Supplied material:
□ □ □ □ □

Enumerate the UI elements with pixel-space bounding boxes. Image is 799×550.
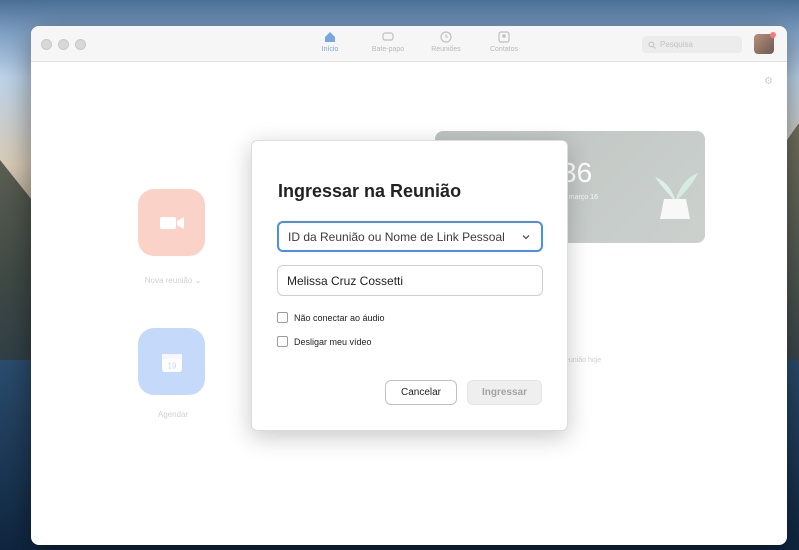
new-meeting-button[interactable] [138,189,205,256]
minimize-window-button[interactable] [58,39,69,50]
video-camera-icon [159,216,184,229]
close-window-button[interactable] [41,39,52,50]
video-off-option[interactable]: Desligar meu vídeo [277,336,372,347]
name-input[interactable]: Melissa Cruz Cossetti [277,265,543,296]
search-input[interactable]: Pesquisa [642,36,742,53]
window-controls [41,39,86,50]
home-icon [325,32,335,42]
meeting-id-input[interactable]: ID da Reunião ou Nome de Link Pessoal [277,221,543,252]
tab-chat-label: Bate-papo [371,46,405,53]
search-icon [648,41,656,49]
main-nav: Início Bate-papo Reuniões Contatos [308,30,526,53]
name-value: Melissa Cruz Cossetti [287,273,404,288]
tab-home-label: Início [321,46,339,53]
contacts-icon [498,31,510,43]
calendar-icon: 19 [161,353,182,372]
dialog-title: Ingressar na Reunião [278,181,462,201]
chevron-down-icon[interactable] [519,234,533,240]
no-audio-checkbox[interactable] [277,312,288,323]
meeting-id-placeholder: ID da Reunião ou Nome de Link Pessoal [288,229,505,244]
clock-icon [440,31,452,43]
schedule-label: Agendar [157,410,189,419]
avatar[interactable] [754,32,776,54]
no-audio-label: Não conectar ao áudio [294,312,385,323]
tab-meetings-label: Reuniões [431,46,461,53]
video-off-label: Desligar meu vídeo [294,336,372,347]
no-audio-option[interactable]: Não conectar ao áudio [277,312,385,323]
tab-contacts[interactable]: Contatos [482,30,526,53]
cancel-button[interactable]: Cancelar [385,380,457,405]
gear-icon[interactable]: ⚙ [764,76,773,87]
video-off-checkbox[interactable] [277,336,288,347]
tab-contacts-label: Contatos [489,46,519,53]
join-meeting-dialog: Ingressar na Reunião ID da Reunião ou No… [251,140,568,431]
title-bar: Início Bate-papo Reuniões Contatos Pesqu… [31,26,787,62]
chat-icon [382,32,394,41]
plant-illustration [655,173,698,219]
new-meeting-label: Nova reunião ⌄ [144,276,202,285]
tab-chat[interactable]: Bate-papo [366,30,410,53]
zoom-window-button[interactable] [75,39,86,50]
calendar-day: 19 [167,361,176,370]
search-placeholder: Pesquisa [660,40,693,49]
tab-meetings[interactable]: Reuniões [424,30,468,53]
tab-home[interactable]: Início [308,30,352,53]
join-button[interactable]: Ingressar [467,380,542,405]
schedule-button[interactable]: 19 [138,328,205,395]
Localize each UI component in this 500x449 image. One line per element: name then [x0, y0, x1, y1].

□ □ □ □ □

What the exercise asks:
Render every line of the item above as a numbered list, leaving out blank lines and the picture.

The response:
1. Enumerate the UI elements with pixel-space bounding boxes. Image is 799×550.
2. new-meeting-button[interactable] [138,189,205,256]
3. minimize-window-button[interactable] [58,39,69,50]
4. video-camera-icon [159,216,184,229]
5. close-window-button[interactable] [41,39,52,50]
6. video-off-option[interactable]: Desligar meu vídeo [277,336,372,347]
7. name-input[interactable]: Melissa Cruz Cossetti [277,265,543,296]
8. search-input[interactable]: Pesquisa [642,36,742,53]
9. window-controls [41,39,86,50]
10. home-icon [325,32,335,42]
11. meeting-id-input[interactable]: ID da Reunião ou Nome de Link Pessoal [277,221,543,252]
12. tab-chat-label: Bate-papo [371,46,405,53]
13. search-icon [648,41,656,49]
14. main-nav: Início Bate-papo Reuniões Contatos [308,30,526,53]
15. name-value: Melissa Cruz Cossetti [287,273,404,288]
16. tab-home-label: Início [321,46,339,53]
17. contacts-icon [498,31,510,43]
18. calendar-icon: 19 [161,353,182,372]
19. dialog-title: Ingressar na Reunião [278,181,462,201]
20. chevron-down-icon[interactable] [519,234,533,240]
21. no-audio-checkbox[interactable] [277,312,288,323]
22. meeting-id-placeholder: ID da Reunião ou Nome de Link Pessoal [288,229,505,244]
23. clock-icon [440,31,452,43]
24. schedule-label: Agendar [157,410,189,419]
25. avatar[interactable] [754,32,776,54]
26. no-audio-label: Não conectar ao áudio [294,312,385,323]
27. tab-meetings-label: Reuniões [431,46,461,53]
28. video-off-label: Desligar meu vídeo [294,336,372,347]
29. no-audio-option[interactable]: Não conectar ao áudio [277,312,385,323]
30. tab-contacts[interactable]: Contatos [482,30,526,53]
31. cancel-button[interactable]: Cancelar [385,380,457,405]
32. gear-icon[interactable]: ⚙ [764,76,773,87]
33. video-off-checkbox[interactable] [277,336,288,347]
34. tab-contacts-label: Contatos [489,46,519,53]
35. join-meeting-dialog: Ingressar na Reunião ID da Reunião ou No… [251,140,568,431]
36. title-bar: Início Bate-papo Reuniões Contatos Pesqu… [31,26,787,62]
37. chat-icon [382,32,394,41]
38. plant-illustration [655,173,698,219]
39. new-meeting-label: Nova reunião ⌄ [144,276,202,285]
40. tab-chat[interactable]: Bate-papo [366,30,410,53]
41. zoom-window-button[interactable] [75,39,86,50]
42. calendar-day: 19 [167,361,176,370]
43. search-placeholder: Pesquisa [660,40,693,49]
44. tab-meetings[interactable]: Reuniões [424,30,468,53]
45. tab-home[interactable]: Início [308,30,352,53]
46. join-button[interactable]: Ingressar [467,380,542,405]
47. schedule-button[interactable]: 19 [138,328,205,395]
48. Localize each UI component in this 500x449 image. One line per element: name then [x0, y0, x1, y1].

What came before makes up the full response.